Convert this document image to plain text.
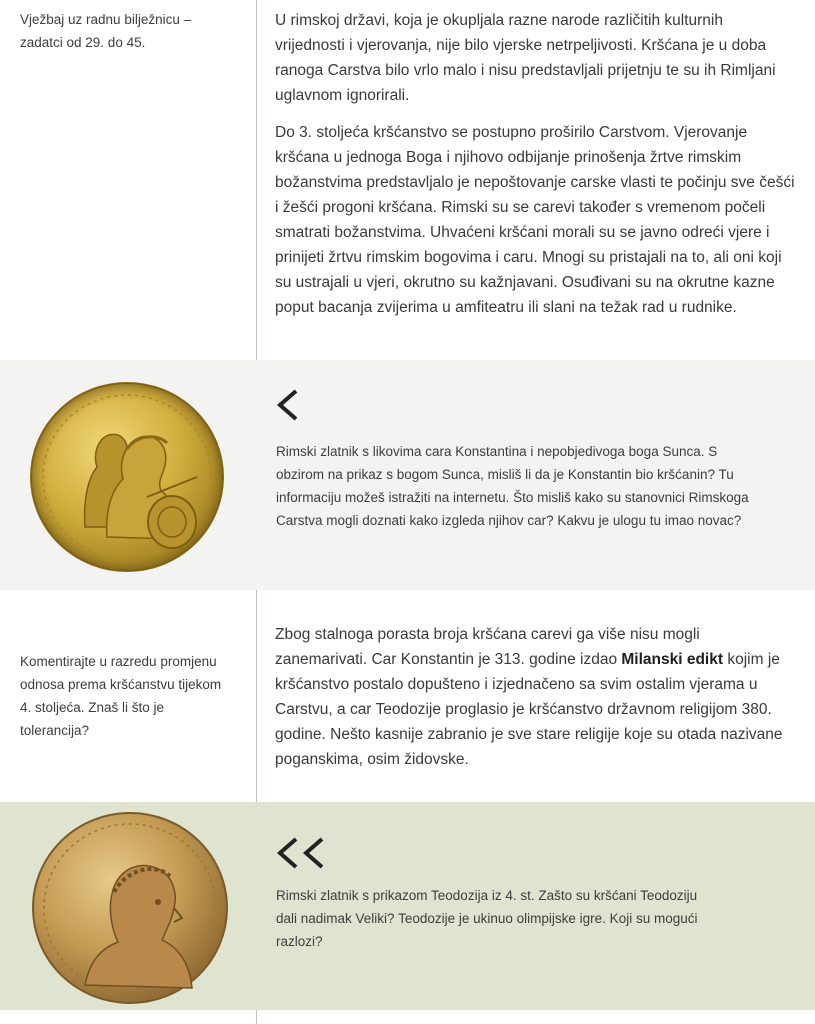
Vježbaj uz radnu bilježnicu – zadatci od 29. do 45.

U rimskoj državi, koja je okupljala razne narode različitih kulturnih vrijednosti i vjerovanja, nije bilo vjerske netrpeljivosti. Kršćana je u doba ranoga Carstva bilo vrlo malo i nisu predstavljali prijetnju te su ih Rimljani uglavnom ignorirali.

Do 3. stoljeća kršćanstvo se postupno proširilo Carstvom. Vjerovanje kršćana u jednoga Boga i njihovo odbijanje prinošenja žrtve rimskim božanstvima predstavljalo je nepoštovanje carske vlasti te počinju sve češći i žešći progoni kršćana. Rimski su se carevi također s vremenom počeli smatrati božanstvima. Uhvaćeni kršćani morali su se javno odreći vjere i prinijeti žrtvu rimskim bogovima i caru. Mnogi su pristajali na to, ali oni koji su ustrajali u vjeri, okrutno su kažnjavani. Osuđivani su na okrutne kazne poput bacanja zvijerima u amfiteatru ili slani na težak rad u rudnike.

Rimski zlatnik s likovima cara Konstantina i nepobjedivoga boga Sunca. S obzirom na prikaz s bogom Sunca, misliš li da je Konstantin bio kršćanin? Tu informaciju možeš istražiti na internetu. Što misliš kako su stanovnici Rimskoga Carstva mogli doznati kako izgleda njihov car? Kakvu je ulogu tu imao novac?
Komentirajte u razredu promjenu odnosa prema kršćanstvu tijekom 4. stoljeća. Znaš li što je tolerancija?

Zbog stalnoga porasta broja kršćana carevi ga više nisu mogli zanemarivati. Car Konstantin je 313. godine izdao Milanski edikt kojim je kršćanstvo postalo dopušteno i izjednačeno sa svim ostalim vjerama u Carstvu, a car Teodozije proglasio je kršćanstvo državnom religijom 380. godine. Nešto kasnije zabranio je sve stare religije koje su otada nazivane poganskima, osim židovske.

Rimski zlatnik s prikazom Teodozija iz 4. st. Zašto su kršćani Teodoziju dali nadimak Veliki? Teodozije je ukinuo olimpijske igre. Koji su mogući razlozi?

*OBJECTIVE*: Copy each line exactly, and leave the pictures out of your copy.

*RESULT OF THE TASK*:
Convert this document image to plain text.
Vježbaj uz radnu bilježnicu – zadatci od 29. do 45.

U rimskoj državi, koja je okupljala razne narode različitih kulturnih vrijednosti i vjerovanja, nije bilo vjerske netrpeljivosti. Kršćana je u doba ranoga Carstva bilo vrlo malo i nisu predstavljali prijetnju te su ih Rimljani uglavnom ignorirali.

Do 3. stoljeća kršćanstvo se postupno proširilo Carstvom. Vjerovanje kršćana u jednoga Boga i njihovo odbijanje prinošenja žrtve rimskim božanstvima predstavljalo je nepoštovanje carske vlasti te počinju sve češći i žešći progoni kršćana. Rimski su se carevi također s vremenom počeli smatrati božanstvima. Uhvaćeni kršćani morali su se javno odreći vjere i prinijeti žrtvu rimskim bogovima i caru. Mnogi su pristajali na to, ali oni koji su ustrajali u vjeri, okrutno su kažnjavani. Osuđivani su na okrutne kazne poput bacanja zvijerima u amfiteatru ili slani na težak rad u rudnike.

Rimski zlatnik s likovima cara Konstantina i nepobjedivoga boga Sunca. S obzirom na prikaz s bogom Sunca, misliš li da je Konstantin bio kršćanin? Tu informaciju možeš istražiti na internetu. Što misliš kako su stanovnici Rimskoga Carstva mogli doznati kako izgleda njihov car? Kakvu je ulogu tu imao novac?
Komentirajte u razredu promjenu odnosa prema kršćanstvu tijekom 4. stoljeća. Znaš li što je tolerancija?

Zbog stalnoga porasta broja kršćana carevi ga više nisu mogli zanemarivati. Car Konstantin je 313. godine izdao Milanski edikt kojim je kršćanstvo postalo dopušteno i izjednačeno sa svim ostalim vjerama u Carstvu, a car Teodozije proglasio je kršćanstvo državnom religijom 380. godine. Nešto kasnije zabranio je sve stare religije koje su otada nazivane poganskima, osim židovske.

Rimski zlatnik s prikazom Teodozija iz 4. st. Zašto su kršćani Teodoziju dali nadimak Veliki? Teodozije je ukinuo olimpijske igre. Koji su mogući razlozi?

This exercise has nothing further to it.